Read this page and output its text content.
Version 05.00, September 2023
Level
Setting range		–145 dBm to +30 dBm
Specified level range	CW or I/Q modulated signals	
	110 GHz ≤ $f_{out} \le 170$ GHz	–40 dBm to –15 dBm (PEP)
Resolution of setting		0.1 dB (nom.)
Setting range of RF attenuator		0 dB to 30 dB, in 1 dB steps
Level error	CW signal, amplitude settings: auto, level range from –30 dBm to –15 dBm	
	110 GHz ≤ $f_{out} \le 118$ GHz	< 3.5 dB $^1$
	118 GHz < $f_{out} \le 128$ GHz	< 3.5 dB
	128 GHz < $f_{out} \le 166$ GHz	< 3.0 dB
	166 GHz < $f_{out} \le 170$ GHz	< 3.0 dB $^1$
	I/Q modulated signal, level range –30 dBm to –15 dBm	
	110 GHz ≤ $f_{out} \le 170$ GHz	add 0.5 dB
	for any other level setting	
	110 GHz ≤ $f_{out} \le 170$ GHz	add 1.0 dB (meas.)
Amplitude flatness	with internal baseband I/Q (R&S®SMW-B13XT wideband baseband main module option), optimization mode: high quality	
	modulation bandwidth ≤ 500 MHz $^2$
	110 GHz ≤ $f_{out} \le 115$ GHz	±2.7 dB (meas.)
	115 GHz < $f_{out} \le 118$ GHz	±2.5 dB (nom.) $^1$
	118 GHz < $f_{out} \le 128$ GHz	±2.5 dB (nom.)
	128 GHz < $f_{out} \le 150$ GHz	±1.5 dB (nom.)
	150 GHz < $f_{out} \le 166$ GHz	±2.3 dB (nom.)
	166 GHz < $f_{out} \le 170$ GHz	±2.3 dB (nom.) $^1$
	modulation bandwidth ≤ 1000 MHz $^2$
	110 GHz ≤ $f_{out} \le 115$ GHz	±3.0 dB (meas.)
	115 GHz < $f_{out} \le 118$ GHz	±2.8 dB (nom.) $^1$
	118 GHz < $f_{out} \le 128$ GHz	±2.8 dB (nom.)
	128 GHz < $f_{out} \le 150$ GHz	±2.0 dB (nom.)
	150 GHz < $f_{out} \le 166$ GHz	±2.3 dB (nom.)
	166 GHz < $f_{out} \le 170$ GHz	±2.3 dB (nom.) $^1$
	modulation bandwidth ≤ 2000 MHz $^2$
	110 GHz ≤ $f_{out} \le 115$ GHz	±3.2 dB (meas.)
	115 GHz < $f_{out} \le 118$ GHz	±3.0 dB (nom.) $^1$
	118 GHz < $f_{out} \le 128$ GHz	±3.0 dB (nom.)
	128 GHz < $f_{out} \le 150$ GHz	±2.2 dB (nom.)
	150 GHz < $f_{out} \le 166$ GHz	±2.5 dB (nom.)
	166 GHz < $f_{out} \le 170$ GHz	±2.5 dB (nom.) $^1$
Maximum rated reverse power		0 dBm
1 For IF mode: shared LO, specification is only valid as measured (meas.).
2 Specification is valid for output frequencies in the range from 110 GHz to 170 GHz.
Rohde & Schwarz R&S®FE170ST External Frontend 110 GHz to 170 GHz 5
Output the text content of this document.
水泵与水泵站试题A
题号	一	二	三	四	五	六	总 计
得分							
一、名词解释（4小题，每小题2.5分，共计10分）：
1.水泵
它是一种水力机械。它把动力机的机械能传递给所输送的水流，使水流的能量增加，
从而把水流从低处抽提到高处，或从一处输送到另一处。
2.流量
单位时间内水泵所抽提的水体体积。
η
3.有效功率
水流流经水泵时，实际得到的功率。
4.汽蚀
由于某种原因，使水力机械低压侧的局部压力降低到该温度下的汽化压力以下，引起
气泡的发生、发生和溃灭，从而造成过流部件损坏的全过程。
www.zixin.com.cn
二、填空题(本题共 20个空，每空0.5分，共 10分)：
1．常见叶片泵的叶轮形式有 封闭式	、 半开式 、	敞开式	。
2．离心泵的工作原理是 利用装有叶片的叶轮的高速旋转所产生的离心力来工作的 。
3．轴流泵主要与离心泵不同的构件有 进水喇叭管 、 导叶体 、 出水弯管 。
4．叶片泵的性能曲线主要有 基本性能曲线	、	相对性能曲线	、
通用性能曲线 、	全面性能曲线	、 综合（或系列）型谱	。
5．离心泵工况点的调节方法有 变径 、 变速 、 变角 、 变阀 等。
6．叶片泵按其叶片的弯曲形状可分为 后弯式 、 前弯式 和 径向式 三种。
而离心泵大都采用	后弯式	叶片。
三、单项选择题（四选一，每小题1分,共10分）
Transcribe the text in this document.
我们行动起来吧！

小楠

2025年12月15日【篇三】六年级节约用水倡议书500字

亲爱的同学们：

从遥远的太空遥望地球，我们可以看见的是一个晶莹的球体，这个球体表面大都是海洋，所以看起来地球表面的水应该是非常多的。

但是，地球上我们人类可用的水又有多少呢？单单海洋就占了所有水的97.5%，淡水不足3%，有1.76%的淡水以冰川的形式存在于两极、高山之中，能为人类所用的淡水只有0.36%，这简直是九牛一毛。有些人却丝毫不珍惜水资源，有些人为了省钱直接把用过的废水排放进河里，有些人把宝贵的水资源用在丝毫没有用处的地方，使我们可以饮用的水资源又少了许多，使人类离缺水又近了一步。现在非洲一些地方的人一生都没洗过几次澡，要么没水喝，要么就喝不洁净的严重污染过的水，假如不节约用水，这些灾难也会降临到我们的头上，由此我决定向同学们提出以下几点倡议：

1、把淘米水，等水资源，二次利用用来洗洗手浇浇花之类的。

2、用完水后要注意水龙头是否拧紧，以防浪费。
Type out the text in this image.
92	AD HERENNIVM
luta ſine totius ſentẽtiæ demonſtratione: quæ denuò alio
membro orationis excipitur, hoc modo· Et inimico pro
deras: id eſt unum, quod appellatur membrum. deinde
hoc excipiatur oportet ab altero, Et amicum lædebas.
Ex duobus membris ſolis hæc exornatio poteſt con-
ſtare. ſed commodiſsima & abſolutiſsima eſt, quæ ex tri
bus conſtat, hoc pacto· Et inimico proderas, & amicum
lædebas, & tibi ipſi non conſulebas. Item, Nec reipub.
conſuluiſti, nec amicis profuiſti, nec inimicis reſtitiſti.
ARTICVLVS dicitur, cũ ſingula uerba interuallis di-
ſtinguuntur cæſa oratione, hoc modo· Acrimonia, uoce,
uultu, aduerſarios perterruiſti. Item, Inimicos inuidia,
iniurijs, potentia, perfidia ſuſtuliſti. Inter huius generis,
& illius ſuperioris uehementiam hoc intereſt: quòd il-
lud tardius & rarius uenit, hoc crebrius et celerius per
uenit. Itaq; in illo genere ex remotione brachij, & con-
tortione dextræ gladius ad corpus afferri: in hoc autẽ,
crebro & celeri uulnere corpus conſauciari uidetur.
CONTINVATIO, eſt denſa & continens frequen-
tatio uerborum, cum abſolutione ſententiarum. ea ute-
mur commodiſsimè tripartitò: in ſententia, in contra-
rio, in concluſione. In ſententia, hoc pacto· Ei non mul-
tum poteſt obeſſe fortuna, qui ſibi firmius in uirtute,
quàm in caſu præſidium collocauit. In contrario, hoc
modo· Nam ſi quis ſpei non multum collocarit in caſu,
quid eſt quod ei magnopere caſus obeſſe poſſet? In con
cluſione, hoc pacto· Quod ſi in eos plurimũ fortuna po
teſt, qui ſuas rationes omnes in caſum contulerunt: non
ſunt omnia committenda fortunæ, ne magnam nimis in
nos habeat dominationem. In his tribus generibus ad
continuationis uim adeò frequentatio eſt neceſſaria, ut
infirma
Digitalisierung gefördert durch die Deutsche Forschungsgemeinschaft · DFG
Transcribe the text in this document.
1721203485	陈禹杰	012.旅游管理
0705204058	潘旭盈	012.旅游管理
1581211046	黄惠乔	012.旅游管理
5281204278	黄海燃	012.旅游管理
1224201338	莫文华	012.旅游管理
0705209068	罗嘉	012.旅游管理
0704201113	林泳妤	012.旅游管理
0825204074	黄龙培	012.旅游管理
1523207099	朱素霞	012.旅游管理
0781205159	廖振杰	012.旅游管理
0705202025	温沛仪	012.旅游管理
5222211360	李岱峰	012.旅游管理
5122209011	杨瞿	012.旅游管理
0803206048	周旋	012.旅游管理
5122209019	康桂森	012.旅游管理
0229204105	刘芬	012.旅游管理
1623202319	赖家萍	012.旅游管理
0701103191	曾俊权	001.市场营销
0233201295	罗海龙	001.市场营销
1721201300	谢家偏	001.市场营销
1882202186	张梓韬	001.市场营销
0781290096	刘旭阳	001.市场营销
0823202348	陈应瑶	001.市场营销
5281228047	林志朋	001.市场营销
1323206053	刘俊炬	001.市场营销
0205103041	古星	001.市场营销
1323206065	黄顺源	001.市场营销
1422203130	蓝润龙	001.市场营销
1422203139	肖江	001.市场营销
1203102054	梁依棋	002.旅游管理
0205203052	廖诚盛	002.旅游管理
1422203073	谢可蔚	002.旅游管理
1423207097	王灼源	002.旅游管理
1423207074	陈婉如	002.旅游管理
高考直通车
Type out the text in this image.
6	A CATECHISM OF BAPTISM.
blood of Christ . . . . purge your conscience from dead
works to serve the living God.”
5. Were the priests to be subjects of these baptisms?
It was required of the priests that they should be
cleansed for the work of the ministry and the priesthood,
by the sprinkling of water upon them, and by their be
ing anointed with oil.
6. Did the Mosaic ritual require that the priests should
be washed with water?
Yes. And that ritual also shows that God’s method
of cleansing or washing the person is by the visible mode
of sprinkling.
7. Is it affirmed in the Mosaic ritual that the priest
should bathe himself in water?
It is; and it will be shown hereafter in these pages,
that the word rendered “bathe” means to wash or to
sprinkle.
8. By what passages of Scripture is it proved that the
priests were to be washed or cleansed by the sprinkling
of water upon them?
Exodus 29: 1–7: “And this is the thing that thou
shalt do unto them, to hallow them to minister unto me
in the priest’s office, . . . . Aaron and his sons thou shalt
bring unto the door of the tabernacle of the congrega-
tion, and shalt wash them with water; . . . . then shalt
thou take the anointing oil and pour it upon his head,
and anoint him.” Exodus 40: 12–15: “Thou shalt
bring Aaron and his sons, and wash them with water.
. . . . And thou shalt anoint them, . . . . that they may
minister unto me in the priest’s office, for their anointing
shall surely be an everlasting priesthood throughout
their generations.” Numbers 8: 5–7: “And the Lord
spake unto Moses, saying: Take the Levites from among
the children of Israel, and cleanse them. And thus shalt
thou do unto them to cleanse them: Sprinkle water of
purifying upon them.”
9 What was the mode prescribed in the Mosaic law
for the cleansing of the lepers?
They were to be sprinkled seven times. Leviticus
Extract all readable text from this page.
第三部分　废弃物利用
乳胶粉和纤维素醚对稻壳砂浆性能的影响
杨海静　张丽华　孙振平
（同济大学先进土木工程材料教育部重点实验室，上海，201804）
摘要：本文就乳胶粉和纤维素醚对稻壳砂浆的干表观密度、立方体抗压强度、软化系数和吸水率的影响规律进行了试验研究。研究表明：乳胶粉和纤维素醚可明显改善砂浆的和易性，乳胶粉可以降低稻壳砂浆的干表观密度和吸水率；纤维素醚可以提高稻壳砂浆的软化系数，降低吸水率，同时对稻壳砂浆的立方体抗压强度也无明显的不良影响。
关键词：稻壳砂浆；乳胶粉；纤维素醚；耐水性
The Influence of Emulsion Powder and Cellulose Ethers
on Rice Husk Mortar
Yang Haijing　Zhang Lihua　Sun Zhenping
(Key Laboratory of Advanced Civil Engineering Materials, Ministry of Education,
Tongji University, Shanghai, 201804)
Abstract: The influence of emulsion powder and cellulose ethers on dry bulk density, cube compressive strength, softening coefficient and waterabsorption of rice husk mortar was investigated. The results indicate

#### Requirements
Look for the word "unto" in every line of the listing and copy the lines that have it.

#### Answer
shalt do unto them, to hallow them to minister unto me
bring unto the door of the tabernacle of the congrega-
minister unto me in the priest’s office, for their anointing
spake unto Moses, saying: Take the Levites from among
thou do unto them to cleanse them: Sprinkle water of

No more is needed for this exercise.